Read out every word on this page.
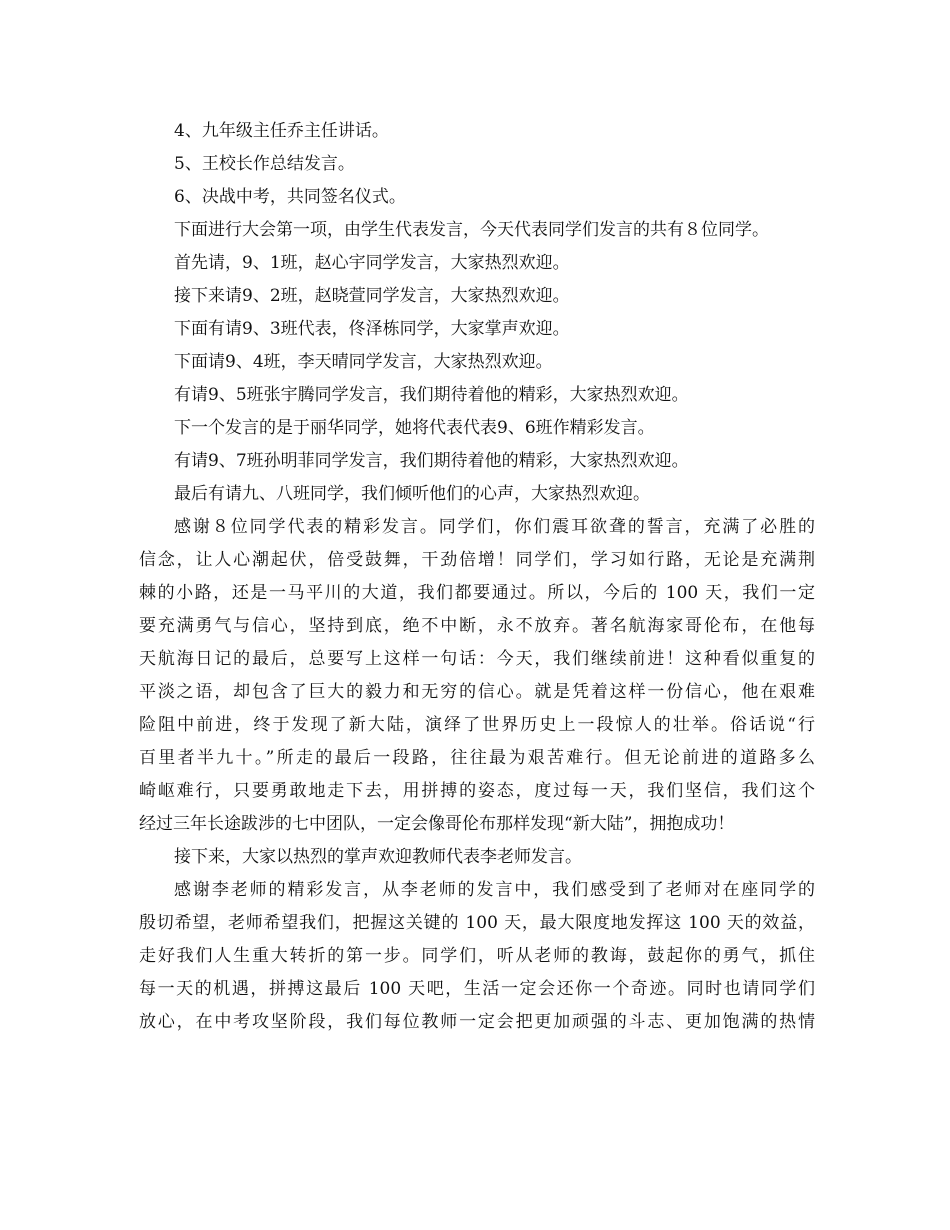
4、九年级主任乔主任讲话。
5、王校长作总结发言。
6、决战中考，共同签名仪式。
下面进行大会第一项，由学生代表发言，今天代表同学们发言的共有８位同学。
首先请，9、1班，赵心宇同学发言，大家热烈欢迎。
接下来请9、2班，赵晓萱同学发言，大家热烈欢迎。
下面有请9、3班代表，佟泽栋同学，大家掌声欢迎。
下面请9、4班，李天晴同学发言，大家热烈欢迎。
有请9、5班张宇腾同学发言，我们期待着他的精彩，大家热烈欢迎。
下一个发言的是于丽华同学，她将代表代表9、6班作精彩发言。
有请9、7班孙明菲同学发言，我们期待着他的精彩，大家热烈欢迎。
最后有请九、八班同学，我们倾听他们的心声，大家热烈欢迎。
感谢８位同学代表的精彩发言。同学们，你们震耳欲聋的誓言，充满了必胜的
信念，让人心潮起伏，倍受鼓舞，干劲倍增！同学们，学习如行路，无论是充满荆
棘的小路，还是一马平川的大道，我们都要通过。所以，今后的 100 天，我们一定
要充满勇气与信心，坚持到底，绝不中断，永不放弃。著名航海家哥伦布，在他每
天航海日记的最后，总要写上这样一句话：今天，我们继续前进！这种看似重复的
平淡之语，却包含了巨大的毅力和无穷的信心。就是凭着这样一份信心，他在艰难
险阻中前进，终于发现了新大陆，演绎了世界历史上一段惊人的壮举。俗话说“行
百里者半九十。”所走的最后一段路，往往最为艰苦难行。但无论前进的道路多么
崎岖难行，只要勇敢地走下去，用拼搏的姿态，度过每一天，我们坚信，我们这个
经过三年长途跋涉的七中团队，一定会像哥伦布那样发现“新大陆”，拥抱成功！
接下来，大家以热烈的掌声欢迎教师代表李老师发言。
感谢李老师的精彩发言，从李老师的发言中，我们感受到了老师对在座同学的
殷切希望，老师希望我们，把握这关键的 100 天，最大限度地发挥这 100 天的效益，
走好我们人生重大转折的第一步。同学们，听从老师的教诲，鼓起你的勇气，抓住
每一天的机遇，拼搏这最后 100 天吧，生活一定会还你一个奇迹。同时也请同学们
放心，在中考攻坚阶段，我们每位教师一定会把更加顽强的斗志、更加饱满的热情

══════════

YOUR INSTRUCTIONS ▸ The answer is one number: how many lines of the material above contain "大家热烈欢迎".

RESPONSE BELOW ▸ 6